**EXERCISE:** Return every line of the data below that includes the string "arrow".

== DATA ENTRIES

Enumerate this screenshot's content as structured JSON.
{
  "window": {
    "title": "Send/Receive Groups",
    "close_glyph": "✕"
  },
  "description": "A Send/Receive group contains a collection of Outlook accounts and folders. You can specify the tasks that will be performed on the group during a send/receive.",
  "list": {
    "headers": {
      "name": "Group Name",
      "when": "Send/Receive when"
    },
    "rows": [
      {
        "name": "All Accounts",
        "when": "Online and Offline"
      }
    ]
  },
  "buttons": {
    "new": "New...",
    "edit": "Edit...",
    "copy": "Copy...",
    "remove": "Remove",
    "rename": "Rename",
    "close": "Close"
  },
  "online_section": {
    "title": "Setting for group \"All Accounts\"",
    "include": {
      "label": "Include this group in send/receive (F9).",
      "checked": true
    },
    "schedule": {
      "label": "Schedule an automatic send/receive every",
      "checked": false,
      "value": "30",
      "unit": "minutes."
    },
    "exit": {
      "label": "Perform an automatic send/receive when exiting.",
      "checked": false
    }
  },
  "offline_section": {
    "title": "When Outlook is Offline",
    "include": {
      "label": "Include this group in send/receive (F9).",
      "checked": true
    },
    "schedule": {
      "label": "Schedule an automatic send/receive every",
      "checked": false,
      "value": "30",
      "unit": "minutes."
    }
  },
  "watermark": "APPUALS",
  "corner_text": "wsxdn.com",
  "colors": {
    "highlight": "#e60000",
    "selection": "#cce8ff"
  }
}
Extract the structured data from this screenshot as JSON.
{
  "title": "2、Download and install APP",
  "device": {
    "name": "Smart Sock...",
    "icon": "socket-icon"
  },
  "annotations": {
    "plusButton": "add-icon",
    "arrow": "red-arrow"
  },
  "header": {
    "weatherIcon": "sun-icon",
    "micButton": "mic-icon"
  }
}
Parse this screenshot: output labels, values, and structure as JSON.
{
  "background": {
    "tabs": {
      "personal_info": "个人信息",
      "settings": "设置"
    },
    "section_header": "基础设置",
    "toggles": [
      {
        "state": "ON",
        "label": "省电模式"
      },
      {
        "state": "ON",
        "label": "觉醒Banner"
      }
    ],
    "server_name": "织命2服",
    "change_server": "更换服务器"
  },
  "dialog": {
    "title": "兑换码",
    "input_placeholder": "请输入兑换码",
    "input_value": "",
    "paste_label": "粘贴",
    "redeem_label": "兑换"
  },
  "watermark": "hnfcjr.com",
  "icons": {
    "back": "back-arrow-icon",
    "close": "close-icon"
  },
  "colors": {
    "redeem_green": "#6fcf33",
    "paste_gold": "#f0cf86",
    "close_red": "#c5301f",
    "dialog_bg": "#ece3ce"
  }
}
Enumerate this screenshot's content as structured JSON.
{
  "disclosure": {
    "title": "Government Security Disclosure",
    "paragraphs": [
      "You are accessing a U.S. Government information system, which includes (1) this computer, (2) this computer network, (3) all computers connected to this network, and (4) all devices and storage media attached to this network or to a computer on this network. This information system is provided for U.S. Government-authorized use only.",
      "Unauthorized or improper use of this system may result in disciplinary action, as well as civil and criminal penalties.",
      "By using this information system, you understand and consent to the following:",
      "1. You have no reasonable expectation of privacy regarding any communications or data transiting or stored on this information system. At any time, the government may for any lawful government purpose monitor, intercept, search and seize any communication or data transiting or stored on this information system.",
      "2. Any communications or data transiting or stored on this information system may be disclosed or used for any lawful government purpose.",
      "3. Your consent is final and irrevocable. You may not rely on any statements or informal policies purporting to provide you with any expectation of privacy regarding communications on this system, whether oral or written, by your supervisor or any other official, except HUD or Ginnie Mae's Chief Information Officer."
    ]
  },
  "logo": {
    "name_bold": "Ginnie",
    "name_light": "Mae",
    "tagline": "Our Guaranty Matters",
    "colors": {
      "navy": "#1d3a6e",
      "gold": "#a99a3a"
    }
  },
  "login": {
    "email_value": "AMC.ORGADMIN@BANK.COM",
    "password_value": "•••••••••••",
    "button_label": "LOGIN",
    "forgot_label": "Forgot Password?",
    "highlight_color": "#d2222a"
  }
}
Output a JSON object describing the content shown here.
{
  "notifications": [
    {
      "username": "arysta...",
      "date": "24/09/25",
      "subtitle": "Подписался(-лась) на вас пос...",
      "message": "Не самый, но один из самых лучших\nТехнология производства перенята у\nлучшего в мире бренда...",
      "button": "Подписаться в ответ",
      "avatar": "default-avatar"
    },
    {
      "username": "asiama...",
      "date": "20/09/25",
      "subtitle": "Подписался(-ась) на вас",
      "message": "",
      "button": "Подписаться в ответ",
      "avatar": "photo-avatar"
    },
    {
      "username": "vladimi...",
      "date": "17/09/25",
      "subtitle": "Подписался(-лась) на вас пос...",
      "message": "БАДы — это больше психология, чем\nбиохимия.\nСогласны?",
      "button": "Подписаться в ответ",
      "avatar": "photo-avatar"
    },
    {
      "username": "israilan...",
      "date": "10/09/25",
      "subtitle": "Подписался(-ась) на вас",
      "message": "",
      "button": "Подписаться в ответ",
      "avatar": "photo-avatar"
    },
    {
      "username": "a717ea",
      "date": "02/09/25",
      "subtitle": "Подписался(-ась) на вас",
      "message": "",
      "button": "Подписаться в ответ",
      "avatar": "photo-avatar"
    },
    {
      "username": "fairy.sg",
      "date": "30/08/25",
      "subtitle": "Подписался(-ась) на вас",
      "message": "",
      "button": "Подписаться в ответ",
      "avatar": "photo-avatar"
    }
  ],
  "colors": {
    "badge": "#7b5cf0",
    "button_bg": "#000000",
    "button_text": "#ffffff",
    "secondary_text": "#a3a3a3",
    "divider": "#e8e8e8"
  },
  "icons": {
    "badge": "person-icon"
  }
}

====

**SOLUTION TO THIS PROBLEM:**
    "arrow": "red-arrow"
    "back": "back-arrow-icon",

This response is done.